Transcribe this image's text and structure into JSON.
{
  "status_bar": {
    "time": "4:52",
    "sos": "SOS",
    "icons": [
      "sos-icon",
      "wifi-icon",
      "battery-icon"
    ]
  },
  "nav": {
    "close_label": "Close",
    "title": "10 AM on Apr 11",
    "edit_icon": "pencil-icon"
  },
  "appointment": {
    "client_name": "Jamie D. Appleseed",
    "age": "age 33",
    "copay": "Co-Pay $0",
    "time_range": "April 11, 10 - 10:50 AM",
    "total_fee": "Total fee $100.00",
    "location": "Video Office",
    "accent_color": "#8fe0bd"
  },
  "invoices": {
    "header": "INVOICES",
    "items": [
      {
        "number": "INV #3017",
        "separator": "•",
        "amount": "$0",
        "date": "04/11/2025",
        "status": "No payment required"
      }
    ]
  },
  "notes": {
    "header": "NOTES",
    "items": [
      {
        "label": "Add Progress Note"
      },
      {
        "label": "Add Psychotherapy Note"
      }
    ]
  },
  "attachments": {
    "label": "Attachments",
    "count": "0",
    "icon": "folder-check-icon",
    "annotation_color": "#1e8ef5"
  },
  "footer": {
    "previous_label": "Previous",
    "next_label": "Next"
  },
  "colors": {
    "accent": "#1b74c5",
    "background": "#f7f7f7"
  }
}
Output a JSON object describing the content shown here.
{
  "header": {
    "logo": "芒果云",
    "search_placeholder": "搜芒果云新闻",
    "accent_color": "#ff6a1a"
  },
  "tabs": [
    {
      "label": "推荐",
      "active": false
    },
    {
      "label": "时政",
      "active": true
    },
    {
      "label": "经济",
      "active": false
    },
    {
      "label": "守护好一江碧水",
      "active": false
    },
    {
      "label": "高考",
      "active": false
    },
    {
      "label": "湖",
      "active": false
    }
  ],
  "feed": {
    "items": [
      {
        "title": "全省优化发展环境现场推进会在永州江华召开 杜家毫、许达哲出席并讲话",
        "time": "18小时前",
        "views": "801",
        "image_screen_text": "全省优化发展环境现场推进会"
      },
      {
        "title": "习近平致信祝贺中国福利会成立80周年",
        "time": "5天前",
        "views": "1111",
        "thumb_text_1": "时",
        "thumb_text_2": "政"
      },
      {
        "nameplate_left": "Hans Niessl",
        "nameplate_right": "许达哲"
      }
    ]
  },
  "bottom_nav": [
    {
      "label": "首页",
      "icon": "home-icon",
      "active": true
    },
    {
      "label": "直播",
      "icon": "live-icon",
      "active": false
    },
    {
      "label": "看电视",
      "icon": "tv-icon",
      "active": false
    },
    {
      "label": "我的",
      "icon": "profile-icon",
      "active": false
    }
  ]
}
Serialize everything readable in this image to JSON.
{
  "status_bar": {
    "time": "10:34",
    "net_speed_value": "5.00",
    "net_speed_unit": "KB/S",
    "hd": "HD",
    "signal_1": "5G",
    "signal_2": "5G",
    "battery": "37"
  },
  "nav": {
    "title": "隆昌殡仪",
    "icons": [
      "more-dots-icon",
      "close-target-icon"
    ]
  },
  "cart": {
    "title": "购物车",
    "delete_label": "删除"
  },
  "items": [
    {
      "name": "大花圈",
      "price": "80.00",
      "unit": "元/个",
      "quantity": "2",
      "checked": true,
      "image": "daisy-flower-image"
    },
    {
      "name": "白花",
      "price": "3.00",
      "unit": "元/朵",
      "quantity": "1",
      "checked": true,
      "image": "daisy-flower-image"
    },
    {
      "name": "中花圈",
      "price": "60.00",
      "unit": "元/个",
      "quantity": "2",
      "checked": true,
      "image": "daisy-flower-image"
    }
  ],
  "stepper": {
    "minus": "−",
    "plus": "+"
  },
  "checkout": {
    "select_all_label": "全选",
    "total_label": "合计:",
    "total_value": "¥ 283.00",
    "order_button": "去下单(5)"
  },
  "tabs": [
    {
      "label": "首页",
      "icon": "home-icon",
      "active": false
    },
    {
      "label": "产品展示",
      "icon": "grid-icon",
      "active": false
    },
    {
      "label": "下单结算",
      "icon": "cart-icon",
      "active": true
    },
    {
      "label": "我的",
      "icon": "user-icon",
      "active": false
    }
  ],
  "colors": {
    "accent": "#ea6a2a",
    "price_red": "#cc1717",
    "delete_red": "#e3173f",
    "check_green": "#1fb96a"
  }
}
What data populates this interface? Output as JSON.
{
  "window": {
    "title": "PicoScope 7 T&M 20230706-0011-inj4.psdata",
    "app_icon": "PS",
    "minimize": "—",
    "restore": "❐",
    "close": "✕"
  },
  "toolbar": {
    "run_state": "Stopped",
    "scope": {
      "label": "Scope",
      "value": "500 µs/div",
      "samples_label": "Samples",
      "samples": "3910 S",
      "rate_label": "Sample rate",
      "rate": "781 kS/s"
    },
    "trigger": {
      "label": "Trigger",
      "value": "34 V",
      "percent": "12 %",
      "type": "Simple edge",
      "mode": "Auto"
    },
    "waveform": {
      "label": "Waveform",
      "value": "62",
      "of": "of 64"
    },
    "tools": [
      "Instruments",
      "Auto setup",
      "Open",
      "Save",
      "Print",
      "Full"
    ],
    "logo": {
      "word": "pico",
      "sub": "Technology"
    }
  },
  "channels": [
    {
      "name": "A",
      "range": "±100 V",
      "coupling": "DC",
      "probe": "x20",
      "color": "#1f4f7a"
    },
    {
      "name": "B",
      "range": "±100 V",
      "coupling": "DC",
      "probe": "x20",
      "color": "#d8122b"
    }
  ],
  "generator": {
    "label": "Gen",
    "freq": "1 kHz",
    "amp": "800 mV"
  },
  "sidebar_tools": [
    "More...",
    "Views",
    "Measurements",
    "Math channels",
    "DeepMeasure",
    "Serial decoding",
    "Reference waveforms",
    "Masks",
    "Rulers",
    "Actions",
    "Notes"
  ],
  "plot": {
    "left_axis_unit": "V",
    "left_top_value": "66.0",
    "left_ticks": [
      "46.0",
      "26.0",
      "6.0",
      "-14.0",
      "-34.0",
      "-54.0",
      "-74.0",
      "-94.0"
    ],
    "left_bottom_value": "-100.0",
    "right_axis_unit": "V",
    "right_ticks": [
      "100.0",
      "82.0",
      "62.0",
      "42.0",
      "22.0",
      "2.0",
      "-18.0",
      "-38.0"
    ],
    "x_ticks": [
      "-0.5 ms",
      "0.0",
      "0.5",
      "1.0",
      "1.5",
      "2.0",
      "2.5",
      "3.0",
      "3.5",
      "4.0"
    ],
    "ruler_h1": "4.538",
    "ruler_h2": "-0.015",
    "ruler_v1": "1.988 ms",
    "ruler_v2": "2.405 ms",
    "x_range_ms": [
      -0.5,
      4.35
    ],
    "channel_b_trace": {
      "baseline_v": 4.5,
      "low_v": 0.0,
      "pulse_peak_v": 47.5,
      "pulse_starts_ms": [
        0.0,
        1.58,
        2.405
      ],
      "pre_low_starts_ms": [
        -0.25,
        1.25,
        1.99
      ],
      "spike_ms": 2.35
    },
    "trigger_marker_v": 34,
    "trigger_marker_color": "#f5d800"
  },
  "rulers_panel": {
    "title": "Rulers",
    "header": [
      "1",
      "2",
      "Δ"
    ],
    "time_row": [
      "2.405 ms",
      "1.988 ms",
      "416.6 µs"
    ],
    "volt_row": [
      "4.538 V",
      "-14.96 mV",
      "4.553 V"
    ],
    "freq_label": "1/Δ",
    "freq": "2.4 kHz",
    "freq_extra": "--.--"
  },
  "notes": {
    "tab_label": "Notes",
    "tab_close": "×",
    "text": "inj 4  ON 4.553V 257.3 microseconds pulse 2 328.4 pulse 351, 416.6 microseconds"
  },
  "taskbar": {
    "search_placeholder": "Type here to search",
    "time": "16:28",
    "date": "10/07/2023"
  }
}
——
--- Aim ---
All lines in the data that contain the word "title" should be copied.

--- Task output ---
    "title": "10 AM on Apr 11",
        "title": "全省优化发展环境现场推进会在永州江华召开 杜家毫、许达哲出席并讲话",
        "title": "习近平致信祝贺中国福利会成立80周年",
    "title": "隆昌殡仪",
    "title": "购物车",
    "title": "PicoScope 7 T&M 20230706-0011-inj4.psdata",
    "title": "Rulers",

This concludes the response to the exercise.